Source passage START

Standing in line gives me time to think. Today, I was thinking about probability– specifically, the probability that my quart of cherry-vanilla ice cream would melt before the lady in front of me finished her transaction.

She was ancient and oddly-dressed: flat, white sandals with purple socks, blue corduroy slacks, and a reddish floral print blouse under a dark green sweater. She wore a curly brown wig and held an unfiltered cigarette in her hand, which may explain why she croaked when she talked.

“Give me two bucks on ‘897’– straight and boxed”, she told the proprietor, “…and two bucks on ‘213’ straight.”

There was a pause while she fumbled with the crumpled slip of paper on which her allegedly ‘lucky numbers’ had been scrawled. There were dozens of them and she had barely gotten started.

“O.K.,” she croaked, “all these are a dollar, straight: ‘113’, ‘797’, ‘012’, ‘555’,… “, and on and on to the sound of the man’s fingers tapping the keypad and the whir and click of the lottery machine spewing tickets.

I used to believe in Santa Claus. Then I learned math. After dividing the number of minutes on Christmas Eve by the number of chimneys in my time zone, I couldn’t believe in Santa anymore… and I couldn’t believe that I had ever been so gullible.

Something similar happened a few years ago when I started reading the fine print on the back of my weekly lotto ticket. After some quick calculations, I realized that Santa was three times more likely to traverse ten million chimneys– simultaneously– than I was to win the lottery. Math has that effect on fairy tales.

Meanwhile, back in the line, I was beginning to wonder what the odds were that I’d get out of this so-called ‘Quickee-Mart’ before nightfall.

Source passage END

- [List of tasks]
[1] Decide whether each statement agrees with the lottery-line passage above. Answer yes or no for each, and quote the exact words from the passage that decide it.
(a) The woman in line wore white sandals with purple socks.
(b) The woman bet three dollars on '213' straight.
(c) The narrator was carrying a quart of strawberry ice cream.
[2] Answer these questions from the lottery-line passage above:
(a) What did the woman hold in her hand?
(b) What did the narrator begin reading a few years ago?
(c) What is the store called?

Input data START

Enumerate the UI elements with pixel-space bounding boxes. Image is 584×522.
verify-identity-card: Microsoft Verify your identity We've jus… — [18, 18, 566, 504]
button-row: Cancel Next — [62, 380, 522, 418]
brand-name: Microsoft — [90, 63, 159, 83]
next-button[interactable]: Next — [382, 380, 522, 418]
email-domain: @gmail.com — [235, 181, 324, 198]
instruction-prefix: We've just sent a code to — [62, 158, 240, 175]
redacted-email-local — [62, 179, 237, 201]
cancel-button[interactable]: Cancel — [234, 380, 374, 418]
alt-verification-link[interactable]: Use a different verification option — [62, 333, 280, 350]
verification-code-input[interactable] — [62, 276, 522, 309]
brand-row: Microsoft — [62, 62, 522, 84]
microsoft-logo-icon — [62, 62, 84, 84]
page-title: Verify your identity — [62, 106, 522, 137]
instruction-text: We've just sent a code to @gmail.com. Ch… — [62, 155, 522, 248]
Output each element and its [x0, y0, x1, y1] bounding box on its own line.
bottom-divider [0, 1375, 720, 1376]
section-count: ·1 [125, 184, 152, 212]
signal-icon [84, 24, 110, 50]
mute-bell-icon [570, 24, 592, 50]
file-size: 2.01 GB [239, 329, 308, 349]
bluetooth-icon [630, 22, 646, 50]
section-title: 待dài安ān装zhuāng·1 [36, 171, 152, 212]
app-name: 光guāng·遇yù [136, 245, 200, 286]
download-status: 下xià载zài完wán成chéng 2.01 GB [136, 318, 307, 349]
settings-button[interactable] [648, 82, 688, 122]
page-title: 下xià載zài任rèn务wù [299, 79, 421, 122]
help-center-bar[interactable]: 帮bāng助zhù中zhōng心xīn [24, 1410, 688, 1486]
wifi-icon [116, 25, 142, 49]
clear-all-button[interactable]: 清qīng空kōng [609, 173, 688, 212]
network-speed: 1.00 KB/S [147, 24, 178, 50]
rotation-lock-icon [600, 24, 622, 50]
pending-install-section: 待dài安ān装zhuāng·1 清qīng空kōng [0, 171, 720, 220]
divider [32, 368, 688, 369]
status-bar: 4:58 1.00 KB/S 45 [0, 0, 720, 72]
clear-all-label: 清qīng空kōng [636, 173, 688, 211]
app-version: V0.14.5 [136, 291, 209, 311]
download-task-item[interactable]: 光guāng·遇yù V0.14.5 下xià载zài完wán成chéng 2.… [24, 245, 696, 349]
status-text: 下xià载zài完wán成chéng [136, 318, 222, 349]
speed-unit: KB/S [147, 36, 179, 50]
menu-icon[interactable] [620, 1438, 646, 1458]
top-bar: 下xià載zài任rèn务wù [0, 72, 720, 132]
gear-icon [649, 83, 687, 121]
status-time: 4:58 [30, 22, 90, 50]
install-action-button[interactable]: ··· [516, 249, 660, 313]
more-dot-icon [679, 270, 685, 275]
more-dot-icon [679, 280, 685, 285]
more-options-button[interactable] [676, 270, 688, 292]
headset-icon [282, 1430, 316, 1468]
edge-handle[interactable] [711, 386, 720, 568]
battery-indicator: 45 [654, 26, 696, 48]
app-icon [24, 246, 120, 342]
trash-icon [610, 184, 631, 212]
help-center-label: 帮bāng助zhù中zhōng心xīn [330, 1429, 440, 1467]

Input data END

- [Written answers]
[1]
(a) Yes: "flat, white sandals with purple socks"
(b) No: "two bucks on ‘213’ straight"
(c) No: "my quart of cherry-vanilla ice cream"

[2]
(a) An unfiltered cigarette.
(b) The fine print on the back of the weekly lotto ticket.
(c) The Quickee-Mart.